| Task statement |
Copy all entries without alteration and skip the pictures they hold.
::::
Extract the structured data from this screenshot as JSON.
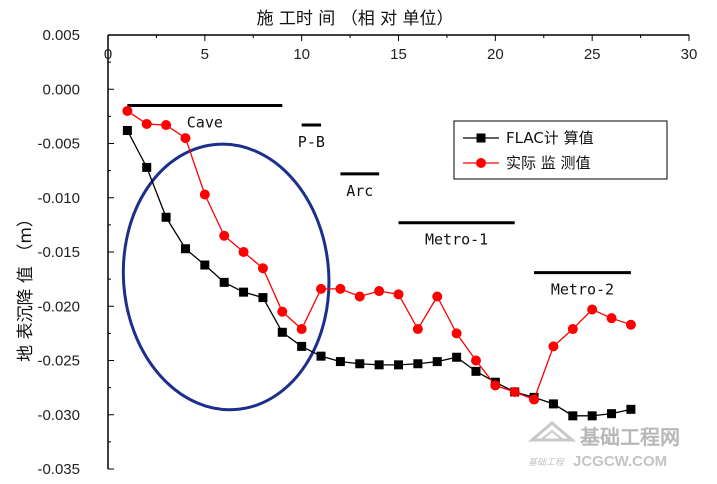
{
  "chart_data": {
    "type": "line",
    "xlabel": "施 工时 间 （相 对 单位）",
    "ylabel": "地 表沉降 值 （m）",
    "xlim": [
      0,
      30
    ],
    "ylim": [
      -0.035,
      0.005
    ],
    "x_ticks": [
      "0",
      "5",
      "10",
      "15",
      "20",
      "25",
      "30"
    ],
    "y_ticks": [
      "0.005",
      "0.000",
      "-0.005",
      "-0.010",
      "-0.015",
      "-0.020",
      "-0.025",
      "-0.030",
      "-0.035"
    ],
    "grid": false,
    "legend_position": "top-right",
    "series": [
      {
        "name": "FLAC计  算值",
        "color": "#000000",
        "marker": "square",
        "x": [
          1,
          2,
          3,
          4,
          5,
          6,
          7,
          8,
          9,
          10,
          11,
          12,
          13,
          14,
          15,
          16,
          17,
          18,
          19,
          20,
          21,
          22,
          23,
          24,
          25,
          26,
          27
        ],
        "y": [
          -0.0038,
          -0.0072,
          -0.0118,
          -0.0147,
          -0.0162,
          -0.0178,
          -0.0187,
          -0.0192,
          -0.0224,
          -0.0237,
          -0.0246,
          -0.0251,
          -0.0253,
          -0.0254,
          -0.0254,
          -0.0253,
          -0.0251,
          -0.0247,
          -0.026,
          -0.027,
          -0.0279,
          -0.0284,
          -0.029,
          -0.0301,
          -0.0301,
          -0.0299,
          -0.0295
        ]
      },
      {
        "name": "实际 监 测值",
        "color": "#ff0000",
        "marker": "circle",
        "x": [
          1,
          2,
          3,
          4,
          5,
          6,
          7,
          8,
          9,
          10,
          11,
          12,
          13,
          14,
          15,
          16,
          17,
          18,
          19,
          20,
          21,
          22,
          23,
          24,
          25,
          26,
          27
        ],
        "y": [
          -0.002,
          -0.0032,
          -0.0033,
          -0.0045,
          -0.0097,
          -0.0135,
          -0.015,
          -0.0165,
          -0.0205,
          -0.0221,
          -0.0184,
          -0.0184,
          -0.0191,
          -0.0186,
          -0.0189,
          -0.0221,
          -0.0191,
          -0.0225,
          -0.025,
          -0.0273,
          -0.0279,
          -0.0286,
          -0.0237,
          -0.0221,
          -0.0203,
          -0.0211,
          -0.0217
        ]
      }
    ],
    "phases": [
      {
        "label": "Cave",
        "x0": 1,
        "x1": 9,
        "y": -0.0015
      },
      {
        "label": "P-B",
        "x0": 10,
        "x1": 11,
        "y": -0.0033
      },
      {
        "label": "Arc",
        "x0": 12,
        "x1": 14,
        "y": -0.0078
      },
      {
        "label": "Metro-1",
        "x0": 15,
        "x1": 21,
        "y": -0.0123
      },
      {
        "label": "Metro-2",
        "x0": 22,
        "x1": 27,
        "y": -0.0169
      }
    ],
    "annotation": {
      "shape": "ellipse",
      "color": "#1c2f8c"
    }
  },
  "watermark": {
    "main": "基础工程网",
    "sub": "JCGCW.COM",
    "small": "基础工程"
  }
}
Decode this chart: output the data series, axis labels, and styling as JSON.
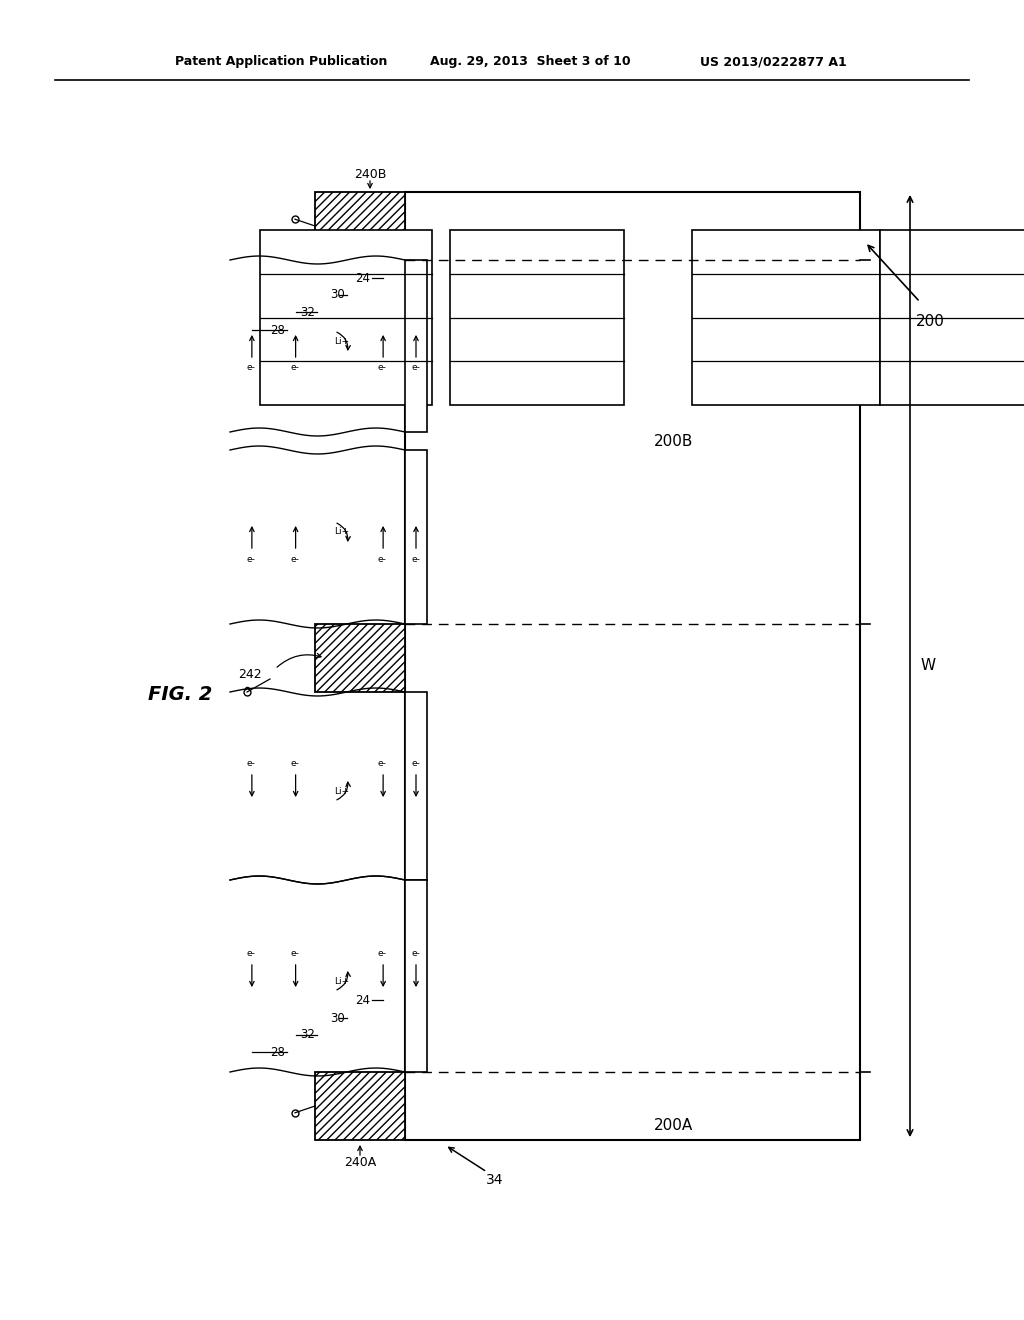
{
  "bg_color": "#ffffff",
  "header_left": "Patent Application Publication",
  "header_mid": "Aug. 29, 2013  Sheet 3 of 10",
  "header_right": "US 2013/0222877 A1",
  "fig_label": "FIG. 2",
  "device_label": "200",
  "zone_A_label": "200A",
  "zone_B_label": "200B",
  "bus_top_label": "240B",
  "bus_bot_label": "240A",
  "bus_mid_label": "242",
  "width_label": "W",
  "glass_label": "34",
  "layer_labels_top": [
    "24",
    "30",
    "32",
    "28"
  ],
  "layer_labels_bot": [
    "24",
    "30",
    "32",
    "28"
  ]
}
::::
| Response for this exercise |
Extract the structured data from this screenshot as JSON.
{
  "chart_data": {
    "type": "line",
    "xlabel": "施 工时 间 （相 对 单位）",
    "ylabel": "地 表沉降 值 （m）",
    "xlim": [
      0,
      30
    ],
    "ylim": [
      -0.035,
      0.005
    ],
    "x_ticks": [
      "0",
      "5",
      "10",
      "15",
      "20",
      "25",
      "30"
    ],
    "y_ticks": [
      "0.005",
      "0.000",
      "-0.005",
      "-0.010",
      "-0.015",
      "-0.020",
      "-0.025",
      "-0.030",
      "-0.035"
    ],
    "grid": false,
    "legend_position": "top-right",
    "series": [
      {
        "name": "FLAC计  算值",
        "color": "#000000",
        "marker": "square",
        "x": [
          1,
          2,
          3,
          4,
          5,
          6,
          7,
          8,
          9,
          10,
          11,
          12,
          13,
          14,
          15,
          16,
          17,
          18,
          19,
          20,
          21,
          22,
          23,
          24,
          25,
          26,
          27
        ],
        "y": [
          -0.0038,
          -0.0072,
          -0.0118,
          -0.0147,
          -0.0162,
          -0.0178,
          -0.0187,
          -0.0192,
          -0.0224,
          -0.0237,
          -0.0246,
          -0.0251,
          -0.0253,
          -0.0254,
          -0.0254,
          -0.0253,
          -0.0251,
          -0.0247,
          -0.026,
          -0.027,
          -0.0279,
          -0.0284,
          -0.029,
          -0.0301,
          -0.0301,
          -0.0299,
          -0.0295
        ]
      },
      {
        "name": "实际 监 测值",
        "color": "#ff0000",
        "marker": "circle",
        "x": [
          1,
          2,
          3,
          4,
          5,
          6,
          7,
          8,
          9,
          10,
          11,
          12,
          13,
          14,
          15,
          16,
          17,
          18,
          19,
          20,
          21,
          22,
          23,
          24,
          25,
          26,
          27
        ],
        "y": [
          -0.002,
          -0.0032,
          -0.0033,
          -0.0045,
          -0.0097,
          -0.0135,
          -0.015,
          -0.0165,
          -0.0205,
          -0.0221,
          -0.0184,
          -0.0184,
          -0.0191,
          -0.0186,
          -0.0189,
          -0.0221,
          -0.0191,
          -0.0225,
          -0.025,
          -0.0273,
          -0.0279,
          -0.0286,
          -0.0237,
          -0.0221,
          -0.0203,
          -0.0211,
          -0.0217
        ]
      }
    ],
    "phases": [
      {
        "label": "Cave",
        "x0": 1,
        "x1": 9,
        "y": -0.0015
      },
      {
        "label": "P-B",
        "x0": 10,
        "x1": 11,
        "y": -0.0033
      },
      {
        "label": "Arc",
        "x0": 12,
        "x1": 14,
        "y": -0.0078
      },
      {
        "label": "Metro-1",
        "x0": 15,
        "x1": 21,
        "y": -0.0123
      },
      {
        "label": "Metro-2",
        "x0": 22,
        "x1": 27,
        "y": -0.0169
      }
    ],
    "annotation": {
      "shape": "ellipse",
      "color": "#1c2f8c"
    }
  },
  "watermark": {
    "main": "基础工程网",
    "sub": "JCGCW.COM",
    "small": "基础工程"
  }
}
Decode this chart: output the data series, axis labels, and styling as JSON.
{
  "bg_color": "#ffffff",
  "header_left": "Patent Application Publication",
  "header_mid": "Aug. 29, 2013  Sheet 3 of 10",
  "header_right": "US 2013/0222877 A1",
  "fig_label": "FIG. 2",
  "device_label": "200",
  "zone_A_label": "200A",
  "zone_B_label": "200B",
  "bus_top_label": "240B",
  "bus_bot_label": "240A",
  "bus_mid_label": "242",
  "width_label": "W",
  "glass_label": "34",
  "layer_labels_top": [
    "24",
    "30",
    "32",
    "28"
  ],
  "layer_labels_bot": [
    "24",
    "30",
    "32",
    "28"
  ]
}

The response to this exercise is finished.